start Source records

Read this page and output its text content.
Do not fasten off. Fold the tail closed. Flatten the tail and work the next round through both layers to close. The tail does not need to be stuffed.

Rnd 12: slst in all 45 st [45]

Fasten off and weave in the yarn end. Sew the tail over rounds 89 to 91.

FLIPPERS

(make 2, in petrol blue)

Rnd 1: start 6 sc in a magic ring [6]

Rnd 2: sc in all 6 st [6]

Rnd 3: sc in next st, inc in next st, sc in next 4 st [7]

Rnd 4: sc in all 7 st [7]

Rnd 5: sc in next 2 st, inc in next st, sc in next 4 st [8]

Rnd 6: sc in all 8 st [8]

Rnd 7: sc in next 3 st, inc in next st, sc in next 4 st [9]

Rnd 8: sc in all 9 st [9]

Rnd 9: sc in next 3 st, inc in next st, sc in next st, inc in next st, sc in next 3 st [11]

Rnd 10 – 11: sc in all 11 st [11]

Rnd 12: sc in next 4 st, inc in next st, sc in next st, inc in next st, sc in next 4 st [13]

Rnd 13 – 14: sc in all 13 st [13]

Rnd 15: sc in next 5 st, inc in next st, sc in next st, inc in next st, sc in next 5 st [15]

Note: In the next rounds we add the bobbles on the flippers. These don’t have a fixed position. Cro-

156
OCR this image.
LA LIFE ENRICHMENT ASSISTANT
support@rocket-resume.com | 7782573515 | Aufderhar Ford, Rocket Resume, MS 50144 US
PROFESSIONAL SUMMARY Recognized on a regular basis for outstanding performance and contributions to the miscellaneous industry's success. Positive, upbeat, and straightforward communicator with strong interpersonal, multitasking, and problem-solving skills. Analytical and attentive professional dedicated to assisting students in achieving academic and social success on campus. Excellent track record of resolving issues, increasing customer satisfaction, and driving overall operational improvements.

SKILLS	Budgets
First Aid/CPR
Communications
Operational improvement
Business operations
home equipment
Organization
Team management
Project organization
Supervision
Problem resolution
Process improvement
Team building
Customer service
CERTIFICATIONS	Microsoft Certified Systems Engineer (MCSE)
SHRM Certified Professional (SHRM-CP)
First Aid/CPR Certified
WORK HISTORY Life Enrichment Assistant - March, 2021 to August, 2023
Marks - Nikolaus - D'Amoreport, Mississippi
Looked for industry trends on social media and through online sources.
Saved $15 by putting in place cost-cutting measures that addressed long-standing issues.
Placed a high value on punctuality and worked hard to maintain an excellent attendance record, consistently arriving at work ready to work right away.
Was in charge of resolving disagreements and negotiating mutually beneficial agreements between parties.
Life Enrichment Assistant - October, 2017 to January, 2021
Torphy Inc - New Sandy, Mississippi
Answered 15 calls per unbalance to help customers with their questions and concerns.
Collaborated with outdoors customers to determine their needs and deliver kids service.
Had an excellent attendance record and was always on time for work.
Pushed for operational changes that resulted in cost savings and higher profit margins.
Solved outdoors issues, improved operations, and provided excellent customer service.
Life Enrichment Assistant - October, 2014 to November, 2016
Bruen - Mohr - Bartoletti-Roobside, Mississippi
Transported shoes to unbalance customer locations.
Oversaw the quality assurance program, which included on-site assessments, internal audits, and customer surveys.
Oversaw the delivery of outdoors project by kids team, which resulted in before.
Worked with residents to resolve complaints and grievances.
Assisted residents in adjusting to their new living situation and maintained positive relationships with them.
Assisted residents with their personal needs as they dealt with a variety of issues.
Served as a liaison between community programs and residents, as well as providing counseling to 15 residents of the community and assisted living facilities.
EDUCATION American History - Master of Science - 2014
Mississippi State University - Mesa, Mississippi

end Source records

Required task: Write out the entries above word for word.

Solution below:
Read this page and output its text content.
Do not fasten off. Fold the tail closed. Flatten the tail and work the next round through both layers to close. The tail does not need to be stuffed.

Rnd 12: slst in all 45 st [45]

Fasten off and weave in the yarn end. Sew the tail over rounds 89 to 91.

FLIPPERS

(make 2, in petrol blue)

Rnd 1: start 6 sc in a magic ring [6]

Rnd 2: sc in all 6 st [6]

Rnd 3: sc in next st, inc in next st, sc in next 4 st [7]

Rnd 4: sc in all 7 st [7]

Rnd 5: sc in next 2 st, inc in next st, sc in next 4 st [8]

Rnd 6: sc in all 8 st [8]

Rnd 7: sc in next 3 st, inc in next st, sc in next 4 st [9]

Rnd 8: sc in all 9 st [9]

Rnd 9: sc in next 3 st, inc in next st, sc in next st, inc in next st, sc in next 3 st [11]

Rnd 10 – 11: sc in all 11 st [11]

Rnd 12: sc in next 4 st, inc in next st, sc in next st, inc in next st, sc in next 4 st [13]

Rnd 13 – 14: sc in all 13 st [13]

Rnd 15: sc in next 5 st, inc in next st, sc in next st, inc in next st, sc in next 5 st [15]

Note: In the next rounds we add the bobbles on the flippers. These don’t have a fixed position. Cro-

156
OCR this image.
LA LIFE ENRICHMENT ASSISTANT
support@rocket-resume.com | 7782573515 | Aufderhar Ford, Rocket Resume, MS 50144 US
PROFESSIONAL SUMMARY Recognized on a regular basis for outstanding performance and contributions to the miscellaneous industry's success. Positive, upbeat, and straightforward communicator with strong interpersonal, multitasking, and problem-solving skills. Analytical and attentive professional dedicated to assisting students in achieving academic and social success on campus. Excellent track record of resolving issues, increasing customer satisfaction, and driving overall operational improvements.

SKILLS	Budgets
First Aid/CPR
Communications
Operational improvement
Business operations
home equipment
Organization
Team management
Project organization
Supervision
Problem resolution
Process improvement
Team building
Customer service
CERTIFICATIONS	Microsoft Certified Systems Engineer (MCSE)
SHRM Certified Professional (SHRM-CP)
First Aid/CPR Certified
WORK HISTORY Life Enrichment Assistant - March, 2021 to August, 2023
Marks - Nikolaus - D'Amoreport, Mississippi
Looked for industry trends on social media and through online sources.
Saved $15 by putting in place cost-cutting measures that addressed long-standing issues.
Placed a high value on punctuality and worked hard to maintain an excellent attendance record, consistently arriving at work ready to work right away.
Was in charge of resolving disagreements and negotiating mutually beneficial agreements between parties.
Life Enrichment Assistant - October, 2017 to January, 2021
Torphy Inc - New Sandy, Mississippi
Answered 15 calls per unbalance to help customers with their questions and concerns.
Collaborated with outdoors customers to determine their needs and deliver kids service.
Had an excellent attendance record and was always on time for work.
Pushed for operational changes that resulted in cost savings and higher profit margins.
Solved outdoors issues, improved operations, and provided excellent customer service.
Life Enrichment Assistant - October, 2014 to November, 2016
Bruen - Mohr - Bartoletti-Roobside, Mississippi
Transported shoes to unbalance customer locations.
Oversaw the quality assurance program, which included on-site assessments, internal audits, and customer surveys.
Oversaw the delivery of outdoors project by kids team, which resulted in before.
Worked with residents to resolve complaints and grievances.
Assisted residents in adjusting to their new living situation and maintained positive relationships with them.
Assisted residents with their personal needs as they dealt with a variety of issues.
Served as a liaison between community programs and residents, as well as providing counseling to 15 residents of the community and assisted living facilities.
EDUCATION American History - Master of Science - 2014
Mississippi State University - Mesa, Mississippi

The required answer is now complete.